• WHAT IS ASKED
Locate all lines in the data below that hold "Субсидии" and show them.

• RECORDS SUPPLIED
^^^^^^^^^^^^^^^^

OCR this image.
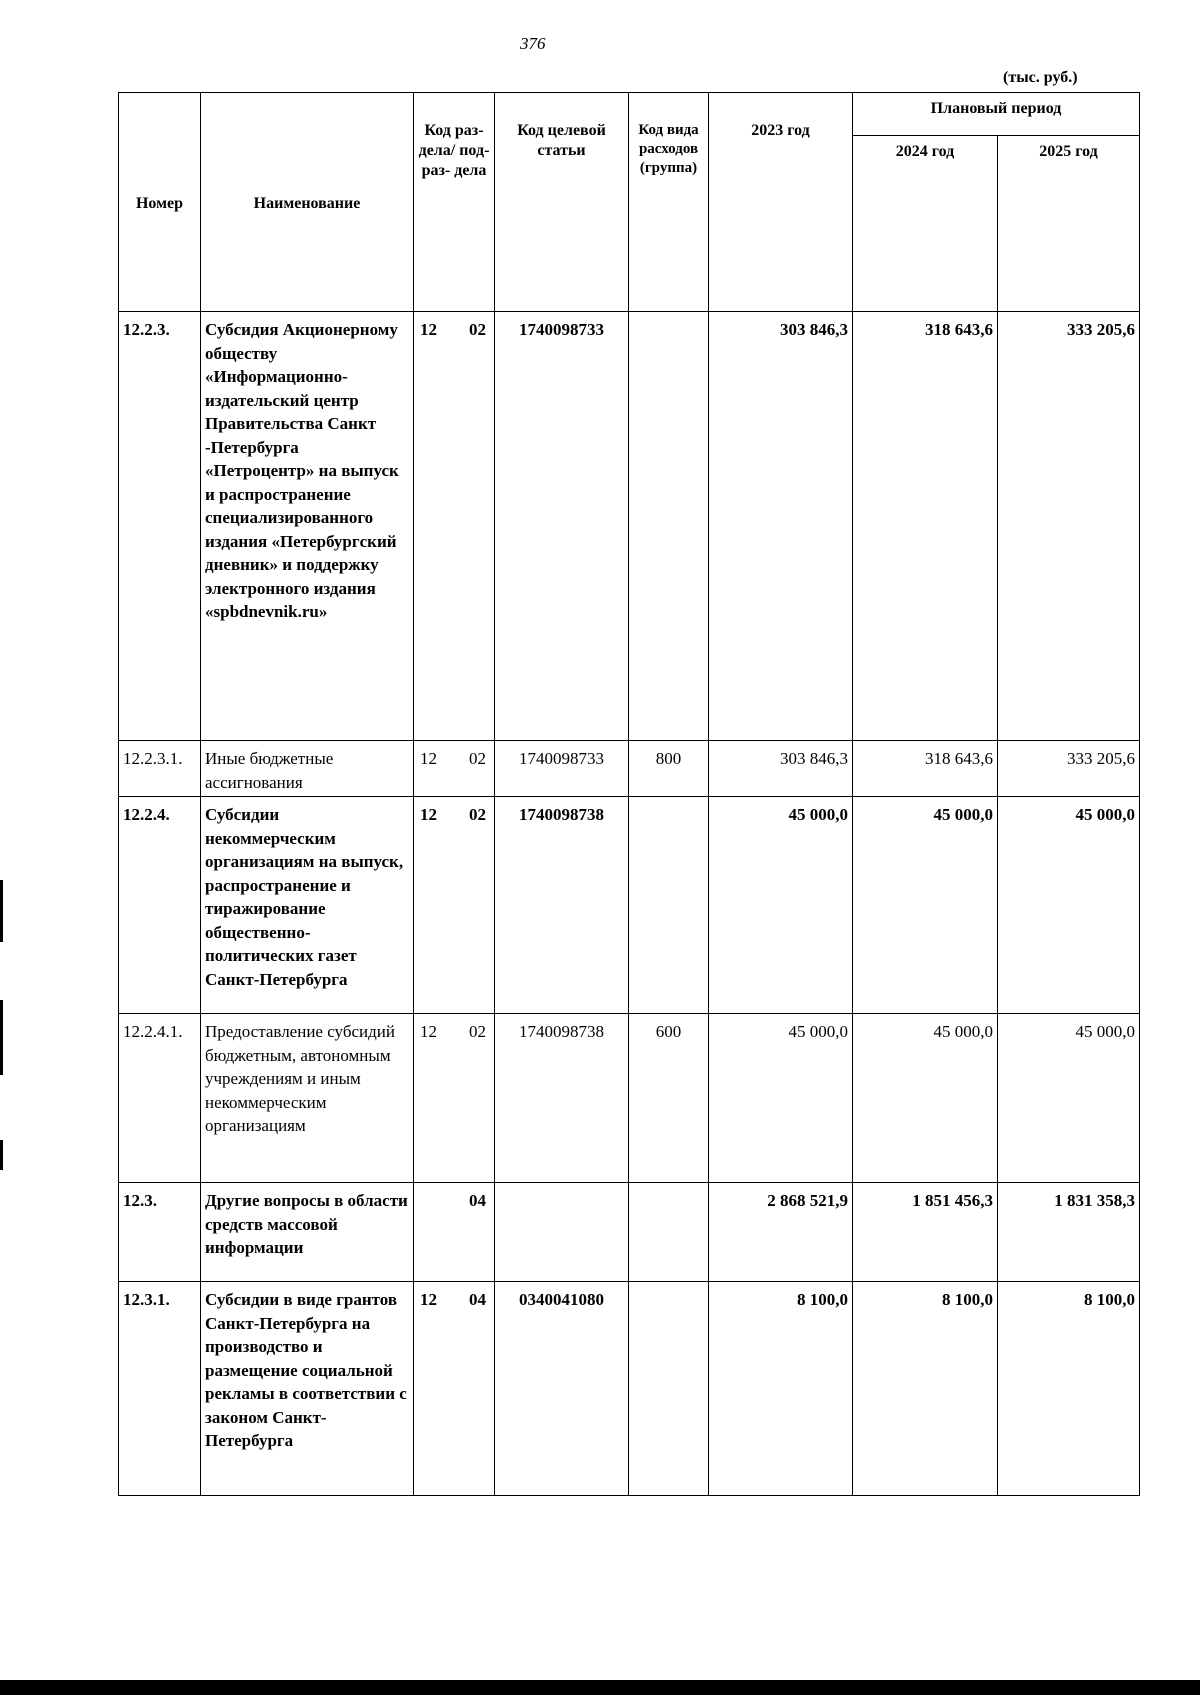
376
(тыс. руб.)
Номер	Наименование	Код раз- дела/ под- раз- дела	Код целевой статьи	Код вида расходов (группа)	2023 год	Плановый период	
						2024 год	2025 год
12.2.3.	Субсидия Акционерному обществу «Информационно-издательский центр Правительства Санкт -Петербурга «Петроцентр» на выпуск и распространение специализированного издания «Петербургский дневник» и поддержку электронного издания «spbdnevnik.ru»	12 02	1740098733		303 846,3	318 643,6	333 205,6
12.2.3.1.	Иные бюджетные ассигнования	12 02	1740098733	800	303 846,3	318 643,6	333 205,6
12.2.4.	Субсидии некоммерческим организациям на выпуск, распространение и тиражирование общественно-политических газет Санкт-Петербурга	12 02	1740098738		45 000,0	45 000,0	45 000,0
12.2.4.1.	Предоставление субсидий бюджетным, автономным учреждениям и иным некоммерческим организациям	12 02	1740098738	600	45 000,0	45 000,0	45 000,0
12.3.	Другие вопросы в области средств массовой информации	04			2 868 521,9	1 851 456,3	1 831 358,3
12.3.1.	Субсидии в виде грантов Санкт-Петербурга на производство и размещение социальной рекламы в соответствии с законом Санкт-Петербурга	12 04	0340041080		8 100,0	8 100,0	8 100,0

^^^^^^^^^^^^^^^^

• TASK RESULT
12.2.4.	Субсидии некоммерческим организациям на выпуск, распространение и тиражирование общественно-политических газет Санкт-Петербурга	12 02	1740098738		45 000,0	45 000,0	45 000,0
12.3.1.	Субсидии в виде грантов Санкт-Петербурга на производство и размещение социальной рекламы в соответствии с законом Санкт-Петербурга	12 04	0340041080		8 100,0	8 100,0	8 100,0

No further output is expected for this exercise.